Task description — Search the entries below. Return every line that has "abortion" in it.

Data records
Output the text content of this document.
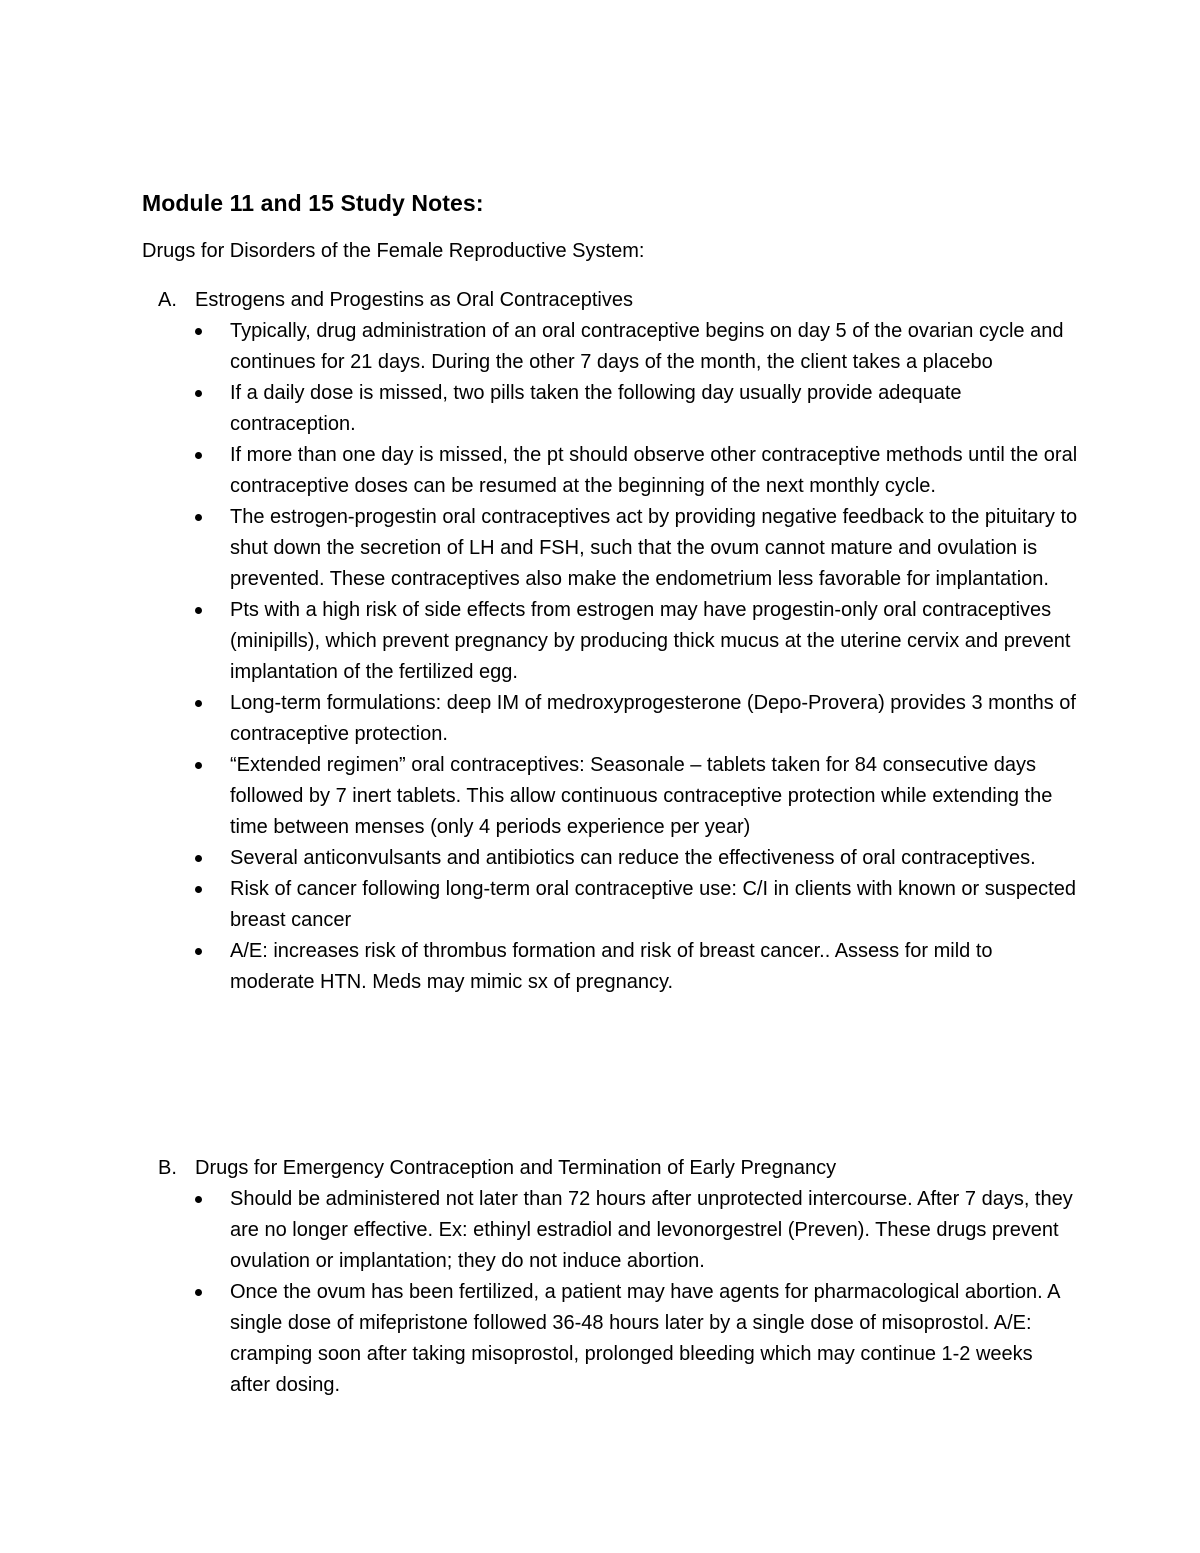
Module 11 and 15 Study Notes:

Drugs for Disorders of the Female Reproductive System:

A. Estrogens and Progestins as Oral Contraceptives
Typically, drug administration of an oral contraceptive begins on day 5 of the ovarian cycle and continues for 21 days. During the other 7 days of the month, the client takes a placebo
If a daily dose is missed, two pills taken the following day usually provide adequate contraception.
If more than one day is missed, the pt should observe other contraceptive methods until the oral contraceptive doses can be resumed at the beginning of the next monthly cycle.
The estrogen-progestin oral contraceptives act by providing negative feedback to the pituitary to shut down the secretion of LH and FSH, such that the ovum cannot mature and ovulation is prevented. These contraceptives also make the endometrium less favorable for implantation.
Pts with a high risk of side effects from estrogen may have progestin-only oral contraceptives (minipills), which prevent pregnancy by producing thick mucus at the uterine cervix and prevent implantation of the fertilized egg.
Long-term formulations: deep IM of medroxyprogesterone (Depo-Provera) provides 3 months of contraceptive protection.
“Extended regimen” oral contraceptives: Seasonale – tablets taken for 84 consecutive days followed by 7 inert tablets. This allow continuous contraceptive protection while extending the time between menses (only 4 periods experience per year)
Several anticonvulsants and antibiotics can reduce the effectiveness of oral contraceptives.
Risk of cancer following long-term oral contraceptive use: C/I in clients with known or suspected breast cancer
A/E: increases risk of thrombus formation and risk of breast cancer.. Assess for mild to moderate HTN. Meds may mimic sx of pregnancy.
B. Drugs for Emergency Contraception and Termination of Early Pregnancy
Should be administered not later than 72 hours after unprotected intercourse. After 7 days, they are no longer effective. Ex: ethinyl estradiol and levonorgestrel (Preven). These drugs prevent ovulation or implantation; they do not induce abortion.
Once the ovum has been fertilized, a patient may have agents for pharmacological abortion. A single dose of mifepristone followed 36-48 hours later by a single dose of misoprostol. A/E: cramping soon after taking misoprostol, prolonged bleeding which may continue 1-2 weeks after dosing.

Final answer —
Should be administered not later than 72 hours after unprotected intercourse. After 7 days, they are no longer effective. Ex: ethinyl estradiol and levonorgestrel (Preven). These drugs prevent ovulation or implantation; they do not induce abortion.
Once the ovum has been fertilized, a patient may have agents for pharmacological abortion. A single dose of mifepristone followed 36-48 hours later by a single dose of misoprostol. A/E: cramping soon after taking misoprostol, prolonged bleeding which may continue 1-2 weeks after dosing.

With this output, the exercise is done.